(Dataset records)
□ □ □ □ □ □ □

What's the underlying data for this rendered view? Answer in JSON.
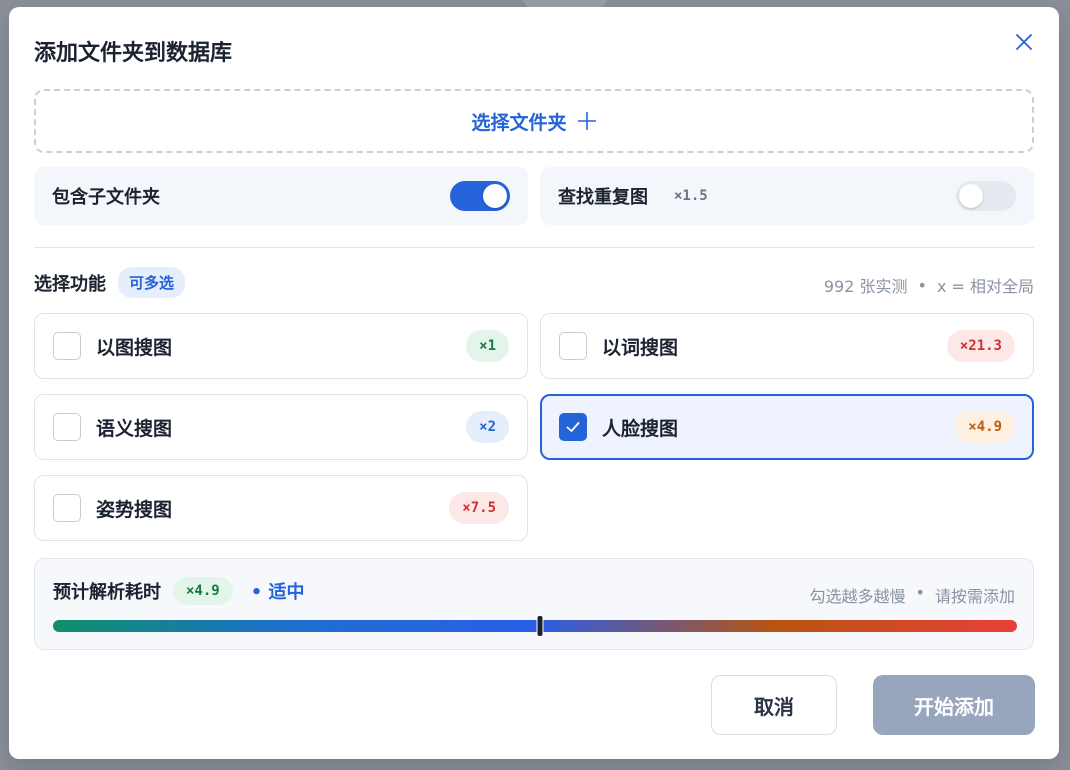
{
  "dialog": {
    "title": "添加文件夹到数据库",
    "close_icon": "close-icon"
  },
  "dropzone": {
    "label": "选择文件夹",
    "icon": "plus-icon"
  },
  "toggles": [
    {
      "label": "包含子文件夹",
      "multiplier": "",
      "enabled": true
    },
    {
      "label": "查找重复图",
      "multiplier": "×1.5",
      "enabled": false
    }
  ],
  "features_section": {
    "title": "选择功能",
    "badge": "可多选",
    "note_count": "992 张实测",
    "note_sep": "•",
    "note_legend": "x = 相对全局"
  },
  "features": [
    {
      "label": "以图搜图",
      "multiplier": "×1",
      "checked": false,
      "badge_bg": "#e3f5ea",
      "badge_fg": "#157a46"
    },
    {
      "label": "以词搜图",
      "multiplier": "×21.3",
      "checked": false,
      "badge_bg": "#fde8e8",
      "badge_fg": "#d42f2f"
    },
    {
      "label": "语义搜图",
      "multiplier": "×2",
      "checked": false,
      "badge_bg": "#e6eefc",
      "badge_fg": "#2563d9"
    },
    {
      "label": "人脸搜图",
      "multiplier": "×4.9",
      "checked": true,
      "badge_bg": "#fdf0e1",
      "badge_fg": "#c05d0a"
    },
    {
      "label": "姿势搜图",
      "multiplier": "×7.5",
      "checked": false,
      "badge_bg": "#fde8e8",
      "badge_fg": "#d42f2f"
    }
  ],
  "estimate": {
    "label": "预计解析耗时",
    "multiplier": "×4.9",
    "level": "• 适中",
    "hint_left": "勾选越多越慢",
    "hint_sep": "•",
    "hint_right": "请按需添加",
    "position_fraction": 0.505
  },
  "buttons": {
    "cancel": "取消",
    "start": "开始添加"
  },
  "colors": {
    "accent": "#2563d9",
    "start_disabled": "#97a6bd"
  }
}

□ □ □ □ □ □ □

**REQUIRED WORK**
Quote the records above in full, dropping each picture.

**RESULT FOR THIS TASK**
What's the underlying data for this rendered view? Answer in JSON.
{
  "dialog": {
    "title": "添加文件夹到数据库",
    "close_icon": "close-icon"
  },
  "dropzone": {
    "label": "选择文件夹",
    "icon": "plus-icon"
  },
  "toggles": [
    {
      "label": "包含子文件夹",
      "multiplier": "",
      "enabled": true
    },
    {
      "label": "查找重复图",
      "multiplier": "×1.5",
      "enabled": false
    }
  ],
  "features_section": {
    "title": "选择功能",
    "badge": "可多选",
    "note_count": "992 张实测",
    "note_sep": "•",
    "note_legend": "x = 相对全局"
  },
  "features": [
    {
      "label": "以图搜图",
      "multiplier": "×1",
      "checked": false,
      "badge_bg": "#e3f5ea",
      "badge_fg": "#157a46"
    },
    {
      "label": "以词搜图",
      "multiplier": "×21.3",
      "checked": false,
      "badge_bg": "#fde8e8",
      "badge_fg": "#d42f2f"
    },
    {
      "label": "语义搜图",
      "multiplier": "×2",
      "checked": false,
      "badge_bg": "#e6eefc",
      "badge_fg": "#2563d9"
    },
    {
      "label": "人脸搜图",
      "multiplier": "×4.9",
      "checked": true,
      "badge_bg": "#fdf0e1",
      "badge_fg": "#c05d0a"
    },
    {
      "label": "姿势搜图",
      "multiplier": "×7.5",
      "checked": false,
      "badge_bg": "#fde8e8",
      "badge_fg": "#d42f2f"
    }
  ],
  "estimate": {
    "label": "预计解析耗时",
    "multiplier": "×4.9",
    "level": "• 适中",
    "hint_left": "勾选越多越慢",
    "hint_sep": "•",
    "hint_right": "请按需添加",
    "position_fraction": 0.505
  },
  "buttons": {
    "cancel": "取消",
    "start": "开始添加"
  },
  "colors": {
    "accent": "#2563d9",
    "start_disabled": "#97a6bd"
  }
}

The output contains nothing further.